Print every line of the data below without changing anything.

(Source data)
— Begin —

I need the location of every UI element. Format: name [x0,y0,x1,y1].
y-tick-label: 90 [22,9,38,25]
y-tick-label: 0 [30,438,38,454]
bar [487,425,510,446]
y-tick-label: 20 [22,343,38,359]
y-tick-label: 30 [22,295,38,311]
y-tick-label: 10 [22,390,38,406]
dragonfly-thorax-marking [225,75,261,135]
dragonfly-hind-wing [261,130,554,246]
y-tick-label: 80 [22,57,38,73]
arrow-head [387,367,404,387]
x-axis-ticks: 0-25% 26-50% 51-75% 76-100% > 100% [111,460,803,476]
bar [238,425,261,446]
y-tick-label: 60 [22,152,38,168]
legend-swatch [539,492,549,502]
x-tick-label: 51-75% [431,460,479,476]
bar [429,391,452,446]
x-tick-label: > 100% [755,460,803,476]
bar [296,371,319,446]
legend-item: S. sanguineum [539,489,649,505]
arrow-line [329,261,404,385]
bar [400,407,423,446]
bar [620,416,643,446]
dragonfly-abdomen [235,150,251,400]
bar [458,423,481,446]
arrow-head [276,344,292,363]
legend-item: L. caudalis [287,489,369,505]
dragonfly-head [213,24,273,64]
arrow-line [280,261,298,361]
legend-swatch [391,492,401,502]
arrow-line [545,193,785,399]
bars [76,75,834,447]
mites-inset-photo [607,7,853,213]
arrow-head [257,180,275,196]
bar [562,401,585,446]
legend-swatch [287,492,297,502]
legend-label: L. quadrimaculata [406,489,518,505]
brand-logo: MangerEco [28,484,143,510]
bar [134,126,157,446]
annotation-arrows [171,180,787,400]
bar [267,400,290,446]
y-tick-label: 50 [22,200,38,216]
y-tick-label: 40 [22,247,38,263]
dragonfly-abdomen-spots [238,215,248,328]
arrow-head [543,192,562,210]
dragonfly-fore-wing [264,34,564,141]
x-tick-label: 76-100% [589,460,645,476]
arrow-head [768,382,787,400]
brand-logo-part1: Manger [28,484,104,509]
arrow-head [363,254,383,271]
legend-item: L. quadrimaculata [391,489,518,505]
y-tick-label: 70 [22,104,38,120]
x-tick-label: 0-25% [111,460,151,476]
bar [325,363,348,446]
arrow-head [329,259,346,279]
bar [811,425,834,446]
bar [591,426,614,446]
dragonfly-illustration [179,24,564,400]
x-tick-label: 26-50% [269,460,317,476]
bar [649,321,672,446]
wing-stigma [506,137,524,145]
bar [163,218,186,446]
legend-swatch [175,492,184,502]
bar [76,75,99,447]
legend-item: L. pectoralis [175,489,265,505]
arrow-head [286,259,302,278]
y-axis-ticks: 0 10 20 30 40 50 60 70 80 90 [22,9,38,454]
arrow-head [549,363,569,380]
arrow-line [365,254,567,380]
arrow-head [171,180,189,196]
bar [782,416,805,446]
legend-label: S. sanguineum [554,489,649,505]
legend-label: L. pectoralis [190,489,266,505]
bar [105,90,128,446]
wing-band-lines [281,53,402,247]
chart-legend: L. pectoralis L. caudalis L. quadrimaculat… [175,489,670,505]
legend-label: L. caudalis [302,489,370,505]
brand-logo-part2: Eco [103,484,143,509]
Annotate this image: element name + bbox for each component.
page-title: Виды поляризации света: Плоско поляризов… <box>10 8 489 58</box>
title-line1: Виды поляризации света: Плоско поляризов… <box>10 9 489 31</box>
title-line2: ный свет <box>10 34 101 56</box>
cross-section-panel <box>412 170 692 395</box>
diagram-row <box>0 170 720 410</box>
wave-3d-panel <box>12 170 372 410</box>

— End —

THE SOLUTION ▸
I need the location of every UI element. Format: name [x0,y0,x1,y1].
y-tick-label: 90 [22,9,38,25]
y-tick-label: 0 [30,438,38,454]
bar [487,425,510,446]
y-tick-label: 20 [22,343,38,359]
y-tick-label: 30 [22,295,38,311]
y-tick-label: 10 [22,390,38,406]
dragonfly-thorax-marking [225,75,261,135]
dragonfly-hind-wing [261,130,554,246]
y-tick-label: 80 [22,57,38,73]
arrow-head [387,367,404,387]
x-axis-ticks: 0-25% 26-50% 51-75% 76-100% > 100% [111,460,803,476]
bar [238,425,261,446]
y-tick-label: 60 [22,152,38,168]
legend-swatch [539,492,549,502]
x-tick-label: 51-75% [431,460,479,476]
bar [429,391,452,446]
x-tick-label: > 100% [755,460,803,476]
bar [296,371,319,446]
legend-item: S. sanguineum [539,489,649,505]
arrow-line [329,261,404,385]
bar [400,407,423,446]
bar [620,416,643,446]
dragonfly-abdomen [235,150,251,400]
bar [458,423,481,446]
arrow-head [276,344,292,363]
legend-item: L. caudalis [287,489,369,505]
dragonfly-head [213,24,273,64]
arrow-line [280,261,298,361]
legend-swatch [391,492,401,502]
arrow-line [545,193,785,399]
bars [76,75,834,447]
mites-inset-photo [607,7,853,213]
arrow-head [257,180,275,196]
bar [562,401,585,446]
legend-swatch [287,492,297,502]
legend-label: L. quadrimaculata [406,489,518,505]
brand-logo: MangerEco [28,484,143,510]
bar [134,126,157,446]
annotation-arrows [171,180,787,400]
bar [267,400,290,446]
y-tick-label: 50 [22,200,38,216]
y-tick-label: 40 [22,247,38,263]
dragonfly-abdomen-spots [238,215,248,328]
arrow-head [543,192,562,210]
dragonfly-fore-wing [264,34,564,141]
x-tick-label: 76-100% [589,460,645,476]
arrow-head [768,382,787,400]
brand-logo-part1: Manger [28,484,104,509]
arrow-head [363,254,383,271]
legend-item: L. quadrimaculata [391,489,518,505]
y-tick-label: 70 [22,104,38,120]
x-tick-label: 0-25% [111,460,151,476]
bar [325,363,348,446]
arrow-head [329,259,346,279]
bar [811,425,834,446]
bar [591,426,614,446]
dragonfly-illustration [179,24,564,400]
x-tick-label: 26-50% [269,460,317,476]
bar [649,321,672,446]
wing-stigma [506,137,524,145]
bar [163,218,186,446]
legend-swatch [175,492,184,502]
bar [76,75,99,447]
legend-item: L. pectoralis [175,489,265,505]
arrow-head [286,259,302,278]
y-axis-ticks: 0 10 20 30 40 50 60 70 80 90 [22,9,38,454]
arrow-head [549,363,569,380]
arrow-line [365,254,567,380]
arrow-head [171,180,189,196]
bar [782,416,805,446]
legend-label: S. sanguineum [554,489,649,505]
legend-label: L. pectoralis [190,489,266,505]
bar [105,90,128,446]
wing-band-lines [281,53,402,247]
chart-legend: L. pectoralis L. caudalis L. quadrimaculat… [175,489,670,505]
legend-label: L. caudalis [302,489,370,505]
brand-logo-part2: Eco [103,484,143,509]
Annotate this image: element name + bbox for each component.
page-title: Виды поляризации света: Плоско поляризов… <box>10 8 489 58</box>
title-line1: Виды поляризации света: Плоско поляризов… <box>10 9 489 31</box>
title-line2: ный свет <box>10 34 101 56</box>
cross-section-panel <box>412 170 692 395</box>
diagram-row <box>0 170 720 410</box>
wave-3d-panel <box>12 170 372 410</box>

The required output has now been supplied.